**Written request**
Return all the data below as it stands, minus the pictures.
— Start of Rows —
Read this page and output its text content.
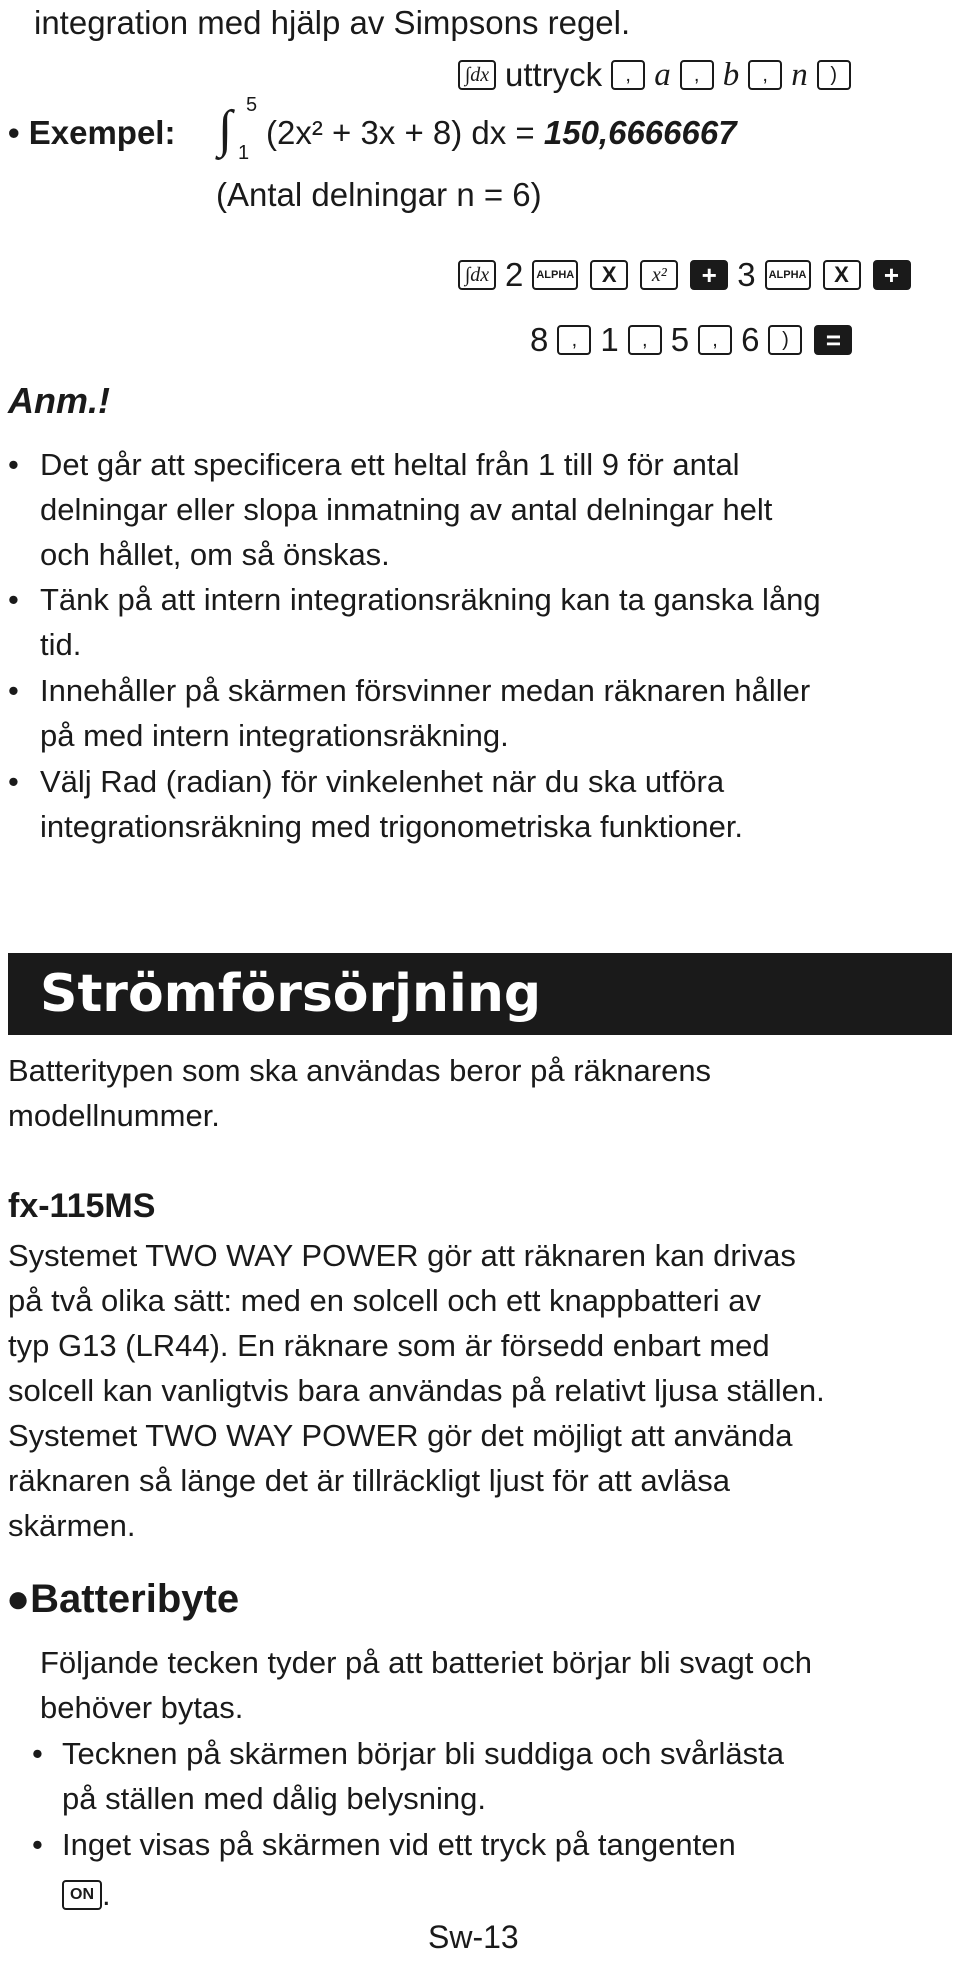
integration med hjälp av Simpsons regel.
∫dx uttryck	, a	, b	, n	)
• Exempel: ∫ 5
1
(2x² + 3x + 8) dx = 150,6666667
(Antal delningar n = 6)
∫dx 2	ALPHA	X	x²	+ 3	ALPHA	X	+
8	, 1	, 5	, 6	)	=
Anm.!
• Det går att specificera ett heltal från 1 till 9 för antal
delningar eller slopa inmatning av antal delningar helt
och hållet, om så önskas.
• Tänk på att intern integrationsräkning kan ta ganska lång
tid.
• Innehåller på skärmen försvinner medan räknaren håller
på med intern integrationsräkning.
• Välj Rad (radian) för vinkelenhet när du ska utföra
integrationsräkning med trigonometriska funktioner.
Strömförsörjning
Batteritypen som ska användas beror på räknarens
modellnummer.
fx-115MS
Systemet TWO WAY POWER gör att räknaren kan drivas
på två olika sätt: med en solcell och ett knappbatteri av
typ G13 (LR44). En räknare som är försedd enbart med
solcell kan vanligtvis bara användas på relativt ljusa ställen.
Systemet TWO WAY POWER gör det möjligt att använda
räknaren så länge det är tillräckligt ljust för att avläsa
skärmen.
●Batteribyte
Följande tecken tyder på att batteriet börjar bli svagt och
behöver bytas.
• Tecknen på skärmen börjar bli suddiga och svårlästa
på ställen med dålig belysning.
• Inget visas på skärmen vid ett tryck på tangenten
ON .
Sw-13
— End of Rows —
**Task output**
Read this page and output its text content.
integration med hjälp av Simpsons regel.
∫dx uttryck	, a	, b	, n	)
• Exempel: ∫ 5
1
(2x² + 3x + 8) dx = 150,6666667
(Antal delningar n = 6)
∫dx 2	ALPHA	X	x²	+ 3	ALPHA	X	+
8	, 1	, 5	, 6	)	=
Anm.!
• Det går att specificera ett heltal från 1 till 9 för antal
delningar eller slopa inmatning av antal delningar helt
och hållet, om så önskas.
• Tänk på att intern integrationsräkning kan ta ganska lång
tid.
• Innehåller på skärmen försvinner medan räknaren håller
på med intern integrationsräkning.
• Välj Rad (radian) för vinkelenhet när du ska utföra
integrationsräkning med trigonometriska funktioner.
Strömförsörjning
Batteritypen som ska användas beror på räknarens
modellnummer.
fx-115MS
Systemet TWO WAY POWER gör att räknaren kan drivas
på två olika sätt: med en solcell och ett knappbatteri av
typ G13 (LR44). En räknare som är försedd enbart med
solcell kan vanligtvis bara användas på relativt ljusa ställen.
Systemet TWO WAY POWER gör det möjligt att använda
räknaren så länge det är tillräckligt ljust för att avläsa
skärmen.
●Batteribyte
Följande tecken tyder på att batteriet börjar bli svagt och
behöver bytas.
• Tecknen på skärmen börjar bli suddiga och svårlästa
på ställen med dålig belysning.
• Inget visas på skärmen vid ett tryck på tangenten
ON .
Sw-13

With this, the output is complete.